§ **Written task**: Without altering anything, repeat each of the records.

§ **Extracted records**:
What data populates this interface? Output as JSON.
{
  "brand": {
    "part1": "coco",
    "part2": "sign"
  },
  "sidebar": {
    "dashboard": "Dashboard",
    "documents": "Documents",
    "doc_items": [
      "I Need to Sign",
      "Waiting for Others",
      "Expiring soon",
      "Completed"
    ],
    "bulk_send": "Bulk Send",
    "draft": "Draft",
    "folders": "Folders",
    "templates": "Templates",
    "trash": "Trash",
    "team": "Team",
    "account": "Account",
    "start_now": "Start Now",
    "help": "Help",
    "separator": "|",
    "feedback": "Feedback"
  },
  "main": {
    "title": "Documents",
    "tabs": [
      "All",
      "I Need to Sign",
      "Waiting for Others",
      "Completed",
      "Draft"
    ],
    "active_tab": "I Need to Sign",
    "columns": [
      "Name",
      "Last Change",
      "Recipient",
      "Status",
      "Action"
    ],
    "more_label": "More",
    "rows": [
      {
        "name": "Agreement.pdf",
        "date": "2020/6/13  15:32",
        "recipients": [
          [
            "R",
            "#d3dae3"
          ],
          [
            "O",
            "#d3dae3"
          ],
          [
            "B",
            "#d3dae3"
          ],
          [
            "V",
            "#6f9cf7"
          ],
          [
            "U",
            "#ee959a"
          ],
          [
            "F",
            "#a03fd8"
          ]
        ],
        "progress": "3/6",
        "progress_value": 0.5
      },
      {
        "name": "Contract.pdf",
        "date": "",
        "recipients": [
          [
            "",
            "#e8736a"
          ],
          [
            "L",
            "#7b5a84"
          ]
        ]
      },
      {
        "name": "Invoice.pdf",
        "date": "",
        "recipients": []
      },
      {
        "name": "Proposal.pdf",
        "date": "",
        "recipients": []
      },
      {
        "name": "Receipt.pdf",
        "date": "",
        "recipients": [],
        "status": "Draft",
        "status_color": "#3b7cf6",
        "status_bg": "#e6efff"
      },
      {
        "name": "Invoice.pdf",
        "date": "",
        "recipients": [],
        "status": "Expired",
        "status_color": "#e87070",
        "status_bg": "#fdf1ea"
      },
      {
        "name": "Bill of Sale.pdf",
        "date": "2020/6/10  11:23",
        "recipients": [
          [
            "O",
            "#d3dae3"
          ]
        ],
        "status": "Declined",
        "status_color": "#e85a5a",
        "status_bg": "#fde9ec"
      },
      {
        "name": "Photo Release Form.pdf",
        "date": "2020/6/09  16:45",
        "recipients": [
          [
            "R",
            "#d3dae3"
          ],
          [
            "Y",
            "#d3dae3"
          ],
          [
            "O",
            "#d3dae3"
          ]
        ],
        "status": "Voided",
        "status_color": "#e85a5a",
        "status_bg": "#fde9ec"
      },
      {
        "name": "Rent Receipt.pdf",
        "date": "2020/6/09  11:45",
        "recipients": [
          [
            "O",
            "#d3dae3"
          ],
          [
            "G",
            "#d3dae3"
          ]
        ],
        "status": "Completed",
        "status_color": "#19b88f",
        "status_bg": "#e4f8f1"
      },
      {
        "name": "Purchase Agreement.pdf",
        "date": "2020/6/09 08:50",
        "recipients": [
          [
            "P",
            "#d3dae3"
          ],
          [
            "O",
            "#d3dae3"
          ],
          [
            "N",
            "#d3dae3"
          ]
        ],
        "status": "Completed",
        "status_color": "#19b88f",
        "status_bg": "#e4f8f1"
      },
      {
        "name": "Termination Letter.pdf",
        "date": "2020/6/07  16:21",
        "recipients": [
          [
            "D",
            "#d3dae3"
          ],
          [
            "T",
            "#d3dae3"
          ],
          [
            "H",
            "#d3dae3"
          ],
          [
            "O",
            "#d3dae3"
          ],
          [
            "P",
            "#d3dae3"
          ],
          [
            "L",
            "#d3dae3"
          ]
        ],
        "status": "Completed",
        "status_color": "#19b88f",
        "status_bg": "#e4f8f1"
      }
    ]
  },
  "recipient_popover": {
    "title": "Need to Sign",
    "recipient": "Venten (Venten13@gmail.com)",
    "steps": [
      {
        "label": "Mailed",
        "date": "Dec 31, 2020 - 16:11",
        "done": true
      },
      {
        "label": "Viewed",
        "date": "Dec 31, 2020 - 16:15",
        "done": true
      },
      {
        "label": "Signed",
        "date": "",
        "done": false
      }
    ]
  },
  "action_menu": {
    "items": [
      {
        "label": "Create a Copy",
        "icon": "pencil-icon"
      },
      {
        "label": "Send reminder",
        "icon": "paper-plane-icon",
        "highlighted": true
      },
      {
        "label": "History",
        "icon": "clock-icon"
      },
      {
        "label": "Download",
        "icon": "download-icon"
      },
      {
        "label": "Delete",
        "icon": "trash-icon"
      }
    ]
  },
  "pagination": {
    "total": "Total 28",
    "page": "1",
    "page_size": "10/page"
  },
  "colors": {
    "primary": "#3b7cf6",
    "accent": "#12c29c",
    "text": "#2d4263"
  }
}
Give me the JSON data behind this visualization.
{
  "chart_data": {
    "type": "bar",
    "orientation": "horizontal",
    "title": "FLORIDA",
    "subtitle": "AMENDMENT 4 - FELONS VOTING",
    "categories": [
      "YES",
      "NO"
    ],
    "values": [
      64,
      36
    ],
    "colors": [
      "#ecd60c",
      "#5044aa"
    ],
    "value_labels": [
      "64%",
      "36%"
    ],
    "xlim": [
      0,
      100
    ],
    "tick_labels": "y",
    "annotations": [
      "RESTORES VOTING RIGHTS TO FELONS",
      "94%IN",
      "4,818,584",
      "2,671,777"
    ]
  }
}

§ **Response**:
What data populates this interface? Output as JSON.
{
  "brand": {
    "part1": "coco",
    "part2": "sign"
  },
  "sidebar": {
    "dashboard": "Dashboard",
    "documents": "Documents",
    "doc_items": [
      "I Need to Sign",
      "Waiting for Others",
      "Expiring soon",
      "Completed"
    ],
    "bulk_send": "Bulk Send",
    "draft": "Draft",
    "folders": "Folders",
    "templates": "Templates",
    "trash": "Trash",
    "team": "Team",
    "account": "Account",
    "start_now": "Start Now",
    "help": "Help",
    "separator": "|",
    "feedback": "Feedback"
  },
  "main": {
    "title": "Documents",
    "tabs": [
      "All",
      "I Need to Sign",
      "Waiting for Others",
      "Completed",
      "Draft"
    ],
    "active_tab": "I Need to Sign",
    "columns": [
      "Name",
      "Last Change",
      "Recipient",
      "Status",
      "Action"
    ],
    "more_label": "More",
    "rows": [
      {
        "name": "Agreement.pdf",
        "date": "2020/6/13  15:32",
        "recipients": [
          [
            "R",
            "#d3dae3"
          ],
          [
            "O",
            "#d3dae3"
          ],
          [
            "B",
            "#d3dae3"
          ],
          [
            "V",
            "#6f9cf7"
          ],
          [
            "U",
            "#ee959a"
          ],
          [
            "F",
            "#a03fd8"
          ]
        ],
        "progress": "3/6",
        "progress_value": 0.5
      },
      {
        "name": "Contract.pdf",
        "date": "",
        "recipients": [
          [
            "",
            "#e8736a"
          ],
          [
            "L",
            "#7b5a84"
          ]
        ]
      },
      {
        "name": "Invoice.pdf",
        "date": "",
        "recipients": []
      },
      {
        "name": "Proposal.pdf",
        "date": "",
        "recipients": []
      },
      {
        "name": "Receipt.pdf",
        "date": "",
        "recipients": [],
        "status": "Draft",
        "status_color": "#3b7cf6",
        "status_bg": "#e6efff"
      },
      {
        "name": "Invoice.pdf",
        "date": "",
        "recipients": [],
        "status": "Expired",
        "status_color": "#e87070",
        "status_bg": "#fdf1ea"
      },
      {
        "name": "Bill of Sale.pdf",
        "date": "2020/6/10  11:23",
        "recipients": [
          [
            "O",
            "#d3dae3"
          ]
        ],
        "status": "Declined",
        "status_color": "#e85a5a",
        "status_bg": "#fde9ec"
      },
      {
        "name": "Photo Release Form.pdf",
        "date": "2020/6/09  16:45",
        "recipients": [
          [
            "R",
            "#d3dae3"
          ],
          [
            "Y",
            "#d3dae3"
          ],
          [
            "O",
            "#d3dae3"
          ]
        ],
        "status": "Voided",
        "status_color": "#e85a5a",
        "status_bg": "#fde9ec"
      },
      {
        "name": "Rent Receipt.pdf",
        "date": "2020/6/09  11:45",
        "recipients": [
          [
            "O",
            "#d3dae3"
          ],
          [
            "G",
            "#d3dae3"
          ]
        ],
        "status": "Completed",
        "status_color": "#19b88f",
        "status_bg": "#e4f8f1"
      },
      {
        "name": "Purchase Agreement.pdf",
        "date": "2020/6/09 08:50",
        "recipients": [
          [
            "P",
            "#d3dae3"
          ],
          [
            "O",
            "#d3dae3"
          ],
          [
            "N",
            "#d3dae3"
          ]
        ],
        "status": "Completed",
        "status_color": "#19b88f",
        "status_bg": "#e4f8f1"
      },
      {
        "name": "Termination Letter.pdf",
        "date": "2020/6/07  16:21",
        "recipients": [
          [
            "D",
            "#d3dae3"
          ],
          [
            "T",
            "#d3dae3"
          ],
          [
            "H",
            "#d3dae3"
          ],
          [
            "O",
            "#d3dae3"
          ],
          [
            "P",
            "#d3dae3"
          ],
          [
            "L",
            "#d3dae3"
          ]
        ],
        "status": "Completed",
        "status_color": "#19b88f",
        "status_bg": "#e4f8f1"
      }
    ]
  },
  "recipient_popover": {
    "title": "Need to Sign",
    "recipient": "Venten (Venten13@gmail.com)",
    "steps": [
      {
        "label": "Mailed",
        "date": "Dec 31, 2020 - 16:11",
        "done": true
      },
      {
        "label": "Viewed",
        "date": "Dec 31, 2020 - 16:15",
        "done": true
      },
      {
        "label": "Signed",
        "date": "",
        "done": false
      }
    ]
  },
  "action_menu": {
    "items": [
      {
        "label": "Create a Copy",
        "icon": "pencil-icon"
      },
      {
        "label": "Send reminder",
        "icon": "paper-plane-icon",
        "highlighted": true
      },
      {
        "label": "History",
        "icon": "clock-icon"
      },
      {
        "label": "Download",
        "icon": "download-icon"
      },
      {
        "label": "Delete",
        "icon": "trash-icon"
      }
    ]
  },
  "pagination": {
    "total": "Total 28",
    "page": "1",
    "page_size": "10/page"
  },
  "colors": {
    "primary": "#3b7cf6",
    "accent": "#12c29c",
    "text": "#2d4263"
  }
}
Give me the JSON data behind this visualization.
{
  "chart_data": {
    "type": "bar",
    "orientation": "horizontal",
    "title": "FLORIDA",
    "subtitle": "AMENDMENT 4 - FELONS VOTING",
    "categories": [
      "YES",
      "NO"
    ],
    "values": [
      64,
      36
    ],
    "colors": [
      "#ecd60c",
      "#5044aa"
    ],
    "value_labels": [
      "64%",
      "36%"
    ],
    "xlim": [
      0,
      100
    ],
    "tick_labels": "y",
    "annotations": [
      "RESTORES VOTING RIGHTS TO FELONS",
      "94%IN",
      "4,818,584",
      "2,671,777"
    ]
  }
}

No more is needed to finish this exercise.